Set exercise:
Transcribe the material word for word, from the line with "hero-caption: Own NFTs" through the end of the material, including both.

Records shown:
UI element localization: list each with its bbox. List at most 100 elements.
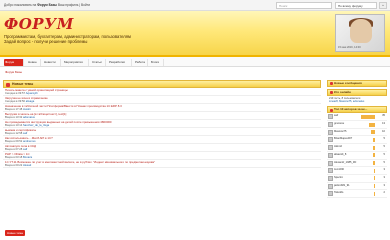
topic-author-link[interactable]: alisaga — [26, 100, 35, 103]
topic-author-link[interactable]: Bonaza — [23, 156, 32, 159]
author-name[interactable]: jackrob81_91 — [334, 184, 350, 187]
tab-developments[interactable]: Разработки — [108, 59, 132, 66]
header-photo: 15 мая 2016, 14:00 — [335, 14, 385, 52]
topic-row: Автозапуск пола в СКД Вчера в 07:28 saif — [3, 144, 321, 152]
author-post-count: 5 — [383, 145, 385, 149]
author-name[interactable]: Akimid — [334, 145, 342, 148]
top-author-row[interactable]: saif 35 — [327, 113, 387, 122]
avatar — [328, 183, 333, 189]
breadcrumb[interactable]: Форум Базы — [5, 70, 22, 74]
topic-time: Вчера в 13:14 — [5, 123, 23, 127]
topic-time: Вчера в 09:52 — [5, 139, 23, 143]
topic-author-link[interactable]: Huskit — [23, 108, 30, 111]
topic-meta: Сегодня в 09:57 Aquamyth — [5, 92, 321, 95]
top-author-row[interactable]: Alexandr_1985_3D 5 — [327, 160, 387, 168]
author-name[interactable]: Spectro — [334, 176, 343, 179]
author-name[interactable]: zenn090 — [334, 168, 344, 171]
author-name[interactable]: gmooreu — [334, 122, 344, 125]
welcome-site-link[interactable]: Форум Базы — [37, 3, 57, 7]
author-name[interactable]: Alexandr_1985_3D — [334, 161, 356, 164]
topic-meta: Вчера в 13:32 adomatus — [5, 116, 321, 119]
welcome-text: Добро пожаловать на Форум Базы Ваш профи… — [4, 3, 90, 7]
author-post-count: 5 — [383, 137, 385, 141]
topic-author-link[interactable]: Sanchez_de_la_Vega — [23, 124, 49, 127]
tab-news[interactable]: Новости — [43, 59, 61, 66]
messages-icon — [329, 82, 333, 86]
top-authors-title: Топ 10 авторов за не... — [334, 107, 368, 112]
avatar — [328, 129, 333, 135]
top-author-row[interactable]: alisanidi_8 5 — [327, 152, 387, 160]
profile-login-links[interactable]: Ваш профиль | Войти — [58, 3, 90, 7]
avatar — [328, 168, 333, 174]
author-name[interactable]: alisanidi_8 — [334, 153, 346, 156]
author-name[interactable]: BrianMapes007 — [334, 137, 352, 140]
new-messages-header[interactable]: Новые сообщения — [327, 80, 387, 87]
top-author-row[interactable]: gmooreu 13 — [327, 121, 387, 129]
author-post-count: 2 — [383, 191, 385, 195]
topic-time: Вчера в 03:18 — [5, 155, 23, 159]
top-author-row[interactable]: Akimid 5 — [327, 144, 387, 152]
author-post-count: 5 — [383, 160, 385, 164]
search-input[interactable]: Поиск — [276, 2, 332, 9]
avatar — [328, 152, 333, 158]
topic-time: Вчера в 13:32 — [5, 115, 23, 119]
welcome-prefix: Добро пожаловать на — [4, 3, 37, 7]
tab-blogs[interactable]: Блоги — [150, 59, 164, 66]
topic-author-link[interactable]: Alesa2 — [23, 164, 31, 167]
topic-row: выемка и сертификаты Вчера в 12:58 saif — [3, 128, 321, 136]
topic-meta: Вчера в 07:28 saif — [5, 148, 321, 151]
photo-caption: 15 мая 2016, 14:00 — [338, 46, 361, 49]
topic-author-link[interactable]: Aquamyth — [26, 92, 38, 95]
all-new-topics-button[interactable]: Новые темы — [5, 230, 26, 236]
photo-person — [350, 19, 372, 43]
topic-author-link[interactable]: saif — [23, 148, 27, 151]
author-name[interactable]: Tsikoldo — [334, 191, 343, 194]
tab-jobs[interactable]: Работа — [134, 59, 148, 66]
top-author-row[interactable]: jackrob81_91 3 — [327, 183, 387, 191]
topic-meta: Вчера в 12:58 saif — [5, 132, 321, 135]
tab-new[interactable]: Новое — [27, 59, 41, 66]
topics-icon — [6, 82, 10, 87]
author-name[interactable]: saif — [334, 114, 338, 117]
new-messages-title: Новые сообщения — [334, 81, 362, 85]
topic-time: Вчера в 00:22 — [5, 163, 23, 167]
topic-author-link[interactable]: adomatus — [23, 116, 35, 119]
topic-row: Печать макета с умной ориентацией страни… — [3, 88, 321, 96]
site-header: ФОРУМ Программистам, бухгалтерам, админи… — [0, 11, 390, 57]
main-navigation: Форум Новое Новости Мероприятия Статьи Р… — [0, 57, 390, 67]
avatar — [328, 137, 333, 143]
avatar — [328, 160, 333, 166]
author-post-count: 13 — [382, 122, 385, 126]
online-user-links[interactable]: Linear8, Mascow75, adomatus — [329, 100, 364, 103]
search-button[interactable]: » — [379, 2, 387, 9]
topic-author-link[interactable]: andnemus — [23, 140, 36, 143]
avatar — [328, 191, 333, 197]
top-author-row[interactable]: Mascow75 10 — [327, 129, 387, 137]
who-online-title: Кто онлайн — [334, 90, 351, 94]
topic-time: Сегодня в 09:57 — [5, 91, 25, 95]
online-summary: 219 гость, 8 пользователи Linear8, Masco… — [327, 96, 387, 106]
top-author-row[interactable]: Spectro 3 — [327, 175, 387, 183]
tab-forum[interactable]: Форум — [4, 59, 24, 66]
site-logo[interactable]: ФОРУМ — [4, 15, 74, 33]
avatar — [328, 114, 333, 120]
tab-events[interactable]: Мероприятия — [63, 59, 89, 66]
search-scope-select[interactable]: По всему форуму — [335, 2, 377, 9]
author-name[interactable]: Mascow75 — [334, 130, 346, 133]
top-author-row[interactable]: Tsikoldo 2 — [327, 190, 387, 198]
site-tagline: Программистам, бухгалтерам, администрато… — [4, 34, 244, 44]
author-post-count: 3 — [383, 183, 385, 187]
topic-row: Не проведывается инструкция выданных на … — [3, 120, 321, 128]
author-activity-bar — [361, 114, 375, 119]
author-post-count: 10 — [382, 129, 385, 133]
topic-meta: Вчера в 00:22 Alesa2 — [5, 164, 321, 167]
who-online-header: Кто онлайн — [327, 89, 387, 96]
top-author-row[interactable]: zenn090 3 — [327, 167, 387, 175]
sidebar: Новые сообщения Кто онлайн 219 гость, 8 … — [327, 80, 387, 240]
top-author-row[interactable]: BrianMapes007 5 — [327, 136, 387, 145]
topic-row: Выгрузки в эксель на [в таблице/текст], … — [3, 112, 321, 120]
topic-author-link[interactable]: saif — [23, 132, 27, 135]
topic-list: Печать макета с умной ориентацией страни… — [3, 88, 321, 168]
topic-meta: Вчера в 13:14 Sanchez_de_la_Vega — [5, 124, 321, 127]
tab-articles[interactable]: Статьи — [91, 59, 106, 66]
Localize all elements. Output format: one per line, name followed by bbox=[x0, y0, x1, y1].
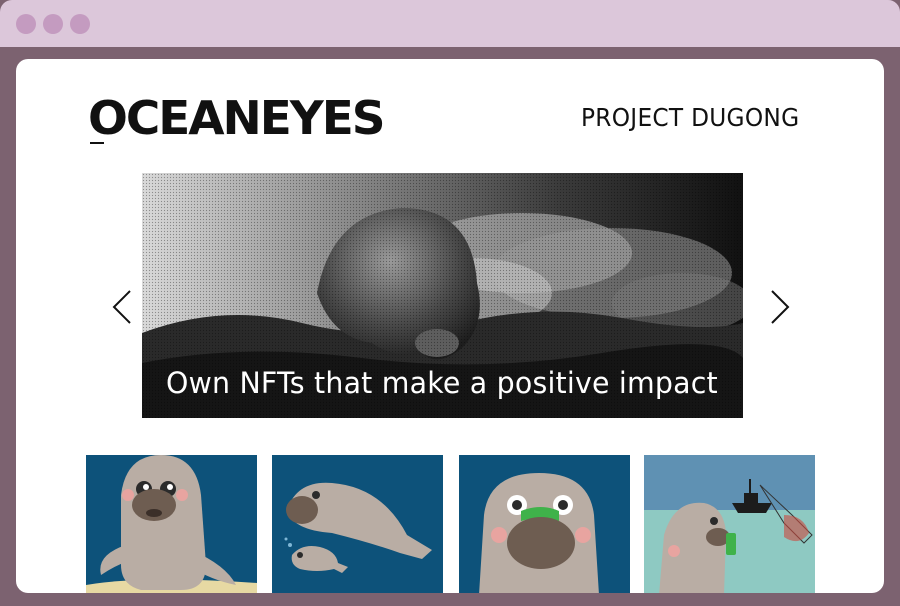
hero-caption: Own NFTs that make a positive impact bbox=[166, 366, 718, 400]
page-window: OCEANEYES PROJECT DUGONG Own NFTs that m… bbox=[16, 59, 884, 593]
site-logo[interactable]: OCEANEYES bbox=[88, 95, 386, 141]
gallery-item-dugong-fishing-boat[interactable] bbox=[644, 455, 815, 593]
gallery-item-dugong-green-mask[interactable] bbox=[459, 455, 630, 593]
minimize-window-dot[interactable] bbox=[43, 14, 63, 34]
carousel-prev-button[interactable] bbox=[108, 289, 138, 329]
dugong-boat-illustration bbox=[644, 455, 815, 593]
dugong-calf-illustration bbox=[272, 455, 443, 593]
browser-titlebar bbox=[0, 0, 900, 47]
dugong-mask-illustration bbox=[459, 455, 630, 593]
dugong-illustration bbox=[86, 455, 257, 593]
logo-underline bbox=[90, 142, 104, 144]
close-window-dot[interactable] bbox=[16, 14, 36, 34]
hero-slide[interactable]: Own NFTs that make a positive impact bbox=[142, 173, 743, 418]
gallery-item-dugong-with-calf[interactable] bbox=[272, 455, 443, 593]
maximize-window-dot[interactable] bbox=[70, 14, 90, 34]
gallery-item-dugong-smiling[interactable] bbox=[86, 455, 257, 593]
chevron-right-icon bbox=[771, 290, 790, 324]
project-dugong-link[interactable]: PROJECT DUGONG bbox=[581, 103, 799, 132]
chevron-left-icon bbox=[112, 290, 131, 324]
carousel-next-button[interactable] bbox=[764, 289, 794, 329]
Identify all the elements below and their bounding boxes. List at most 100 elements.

Correct answer:
hero-caption: Own NFTs that make a positive impact bbox=[166, 366, 718, 400]
page-window: OCEANEYES PROJECT DUGONG Own NFTs that m… bbox=[16, 59, 884, 593]
site-logo[interactable]: OCEANEYES bbox=[88, 95, 386, 141]
gallery-item-dugong-fishing-boat[interactable] bbox=[644, 455, 815, 593]
gallery-item-dugong-green-mask[interactable] bbox=[459, 455, 630, 593]
minimize-window-dot[interactable] bbox=[43, 14, 63, 34]
carousel-prev-button[interactable] bbox=[108, 289, 138, 329]
dugong-boat-illustration bbox=[644, 455, 815, 593]
dugong-calf-illustration bbox=[272, 455, 443, 593]
browser-titlebar bbox=[0, 0, 900, 47]
dugong-mask-illustration bbox=[459, 455, 630, 593]
dugong-illustration bbox=[86, 455, 257, 593]
logo-underline bbox=[90, 142, 104, 144]
close-window-dot[interactable] bbox=[16, 14, 36, 34]
hero-slide[interactable]: Own NFTs that make a positive impact bbox=[142, 173, 743, 418]
gallery-item-dugong-with-calf[interactable] bbox=[272, 455, 443, 593]
maximize-window-dot[interactable] bbox=[70, 14, 90, 34]
gallery-item-dugong-smiling[interactable] bbox=[86, 455, 257, 593]
chevron-right-icon bbox=[771, 290, 790, 324]
project-dugong-link[interactable]: PROJECT DUGONG bbox=[581, 103, 799, 132]
chevron-left-icon bbox=[112, 290, 131, 324]
carousel-next-button[interactable] bbox=[764, 289, 794, 329]
Identify all the elements below and their bounding boxes. List at most 100 elements.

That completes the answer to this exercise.